- Records to process
+ + + + + + +
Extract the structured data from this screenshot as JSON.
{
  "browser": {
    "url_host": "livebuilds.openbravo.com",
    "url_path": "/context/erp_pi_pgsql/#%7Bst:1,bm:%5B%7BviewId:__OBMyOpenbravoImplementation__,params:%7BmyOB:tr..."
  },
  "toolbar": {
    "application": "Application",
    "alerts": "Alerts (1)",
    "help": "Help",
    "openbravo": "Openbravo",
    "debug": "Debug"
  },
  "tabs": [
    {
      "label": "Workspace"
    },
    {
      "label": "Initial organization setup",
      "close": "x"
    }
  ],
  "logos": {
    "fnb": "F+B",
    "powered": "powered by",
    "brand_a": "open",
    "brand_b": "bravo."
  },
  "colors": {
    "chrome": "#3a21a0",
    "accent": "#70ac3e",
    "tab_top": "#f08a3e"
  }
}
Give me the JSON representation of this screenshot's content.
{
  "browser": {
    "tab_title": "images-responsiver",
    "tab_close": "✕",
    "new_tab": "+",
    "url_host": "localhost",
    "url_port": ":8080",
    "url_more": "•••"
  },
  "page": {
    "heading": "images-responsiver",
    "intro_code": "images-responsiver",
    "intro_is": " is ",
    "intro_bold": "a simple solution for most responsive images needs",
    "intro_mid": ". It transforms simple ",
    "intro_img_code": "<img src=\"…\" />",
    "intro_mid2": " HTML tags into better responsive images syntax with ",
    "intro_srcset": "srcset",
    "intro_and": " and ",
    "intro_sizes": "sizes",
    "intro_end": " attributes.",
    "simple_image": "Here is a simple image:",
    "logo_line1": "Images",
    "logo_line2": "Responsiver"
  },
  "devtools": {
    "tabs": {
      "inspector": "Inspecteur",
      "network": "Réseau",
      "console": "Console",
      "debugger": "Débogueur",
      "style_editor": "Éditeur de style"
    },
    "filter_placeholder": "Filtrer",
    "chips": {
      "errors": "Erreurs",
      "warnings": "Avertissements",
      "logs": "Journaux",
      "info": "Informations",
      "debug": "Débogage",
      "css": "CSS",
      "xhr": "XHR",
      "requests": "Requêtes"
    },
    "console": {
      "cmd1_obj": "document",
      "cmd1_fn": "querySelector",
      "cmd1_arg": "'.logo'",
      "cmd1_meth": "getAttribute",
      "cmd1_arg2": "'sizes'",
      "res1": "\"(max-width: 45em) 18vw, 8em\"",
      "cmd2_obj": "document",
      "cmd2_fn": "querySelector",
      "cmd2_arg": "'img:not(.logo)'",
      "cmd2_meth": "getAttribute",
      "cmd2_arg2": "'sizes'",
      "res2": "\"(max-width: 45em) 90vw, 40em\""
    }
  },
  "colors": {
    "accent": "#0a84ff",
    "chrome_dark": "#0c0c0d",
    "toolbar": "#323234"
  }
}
+ + + + + + +
- Required task
Write out again, unchanged, every line from the line containing "Give me the" to the final line of the material above.

- Task solution
Give me the JSON representation of this screenshot's content.
{
  "browser": {
    "tab_title": "images-responsiver",
    "tab_close": "✕",
    "new_tab": "+",
    "url_host": "localhost",
    "url_port": ":8080",
    "url_more": "•••"
  },
  "page": {
    "heading": "images-responsiver",
    "intro_code": "images-responsiver",
    "intro_is": " is ",
    "intro_bold": "a simple solution for most responsive images needs",
    "intro_mid": ". It transforms simple ",
    "intro_img_code": "<img src=\"…\" />",
    "intro_mid2": " HTML tags into better responsive images syntax with ",
    "intro_srcset": "srcset",
    "intro_and": " and ",
    "intro_sizes": "sizes",
    "intro_end": " attributes.",
    "simple_image": "Here is a simple image:",
    "logo_line1": "Images",
    "logo_line2": "Responsiver"
  },
  "devtools": {
    "tabs": {
      "inspector": "Inspecteur",
      "network": "Réseau",
      "console": "Console",
      "debugger": "Débogueur",
      "style_editor": "Éditeur de style"
    },
    "filter_placeholder": "Filtrer",
    "chips": {
      "errors": "Erreurs",
      "warnings": "Avertissements",
      "logs": "Journaux",
      "info": "Informations",
      "debug": "Débogage",
      "css": "CSS",
      "xhr": "XHR",
      "requests": "Requêtes"
    },
    "console": {
      "cmd1_obj": "document",
      "cmd1_fn": "querySelector",
      "cmd1_arg": "'.logo'",
      "cmd1_meth": "getAttribute",
      "cmd1_arg2": "'sizes'",
      "res1": "\"(max-width: 45em) 18vw, 8em\"",
      "cmd2_obj": "document",
      "cmd2_fn": "querySelector",
      "cmd2_arg": "'img:not(.logo)'",
      "cmd2_meth": "getAttribute",
      "cmd2_arg2": "'sizes'",
      "res2": "\"(max-width: 45em) 90vw, 40em\""
    }
  },
  "colors": {
    "accent": "#0a84ff",
    "chrome_dark": "#0c0c0d",
    "toolbar": "#323234"
  }
}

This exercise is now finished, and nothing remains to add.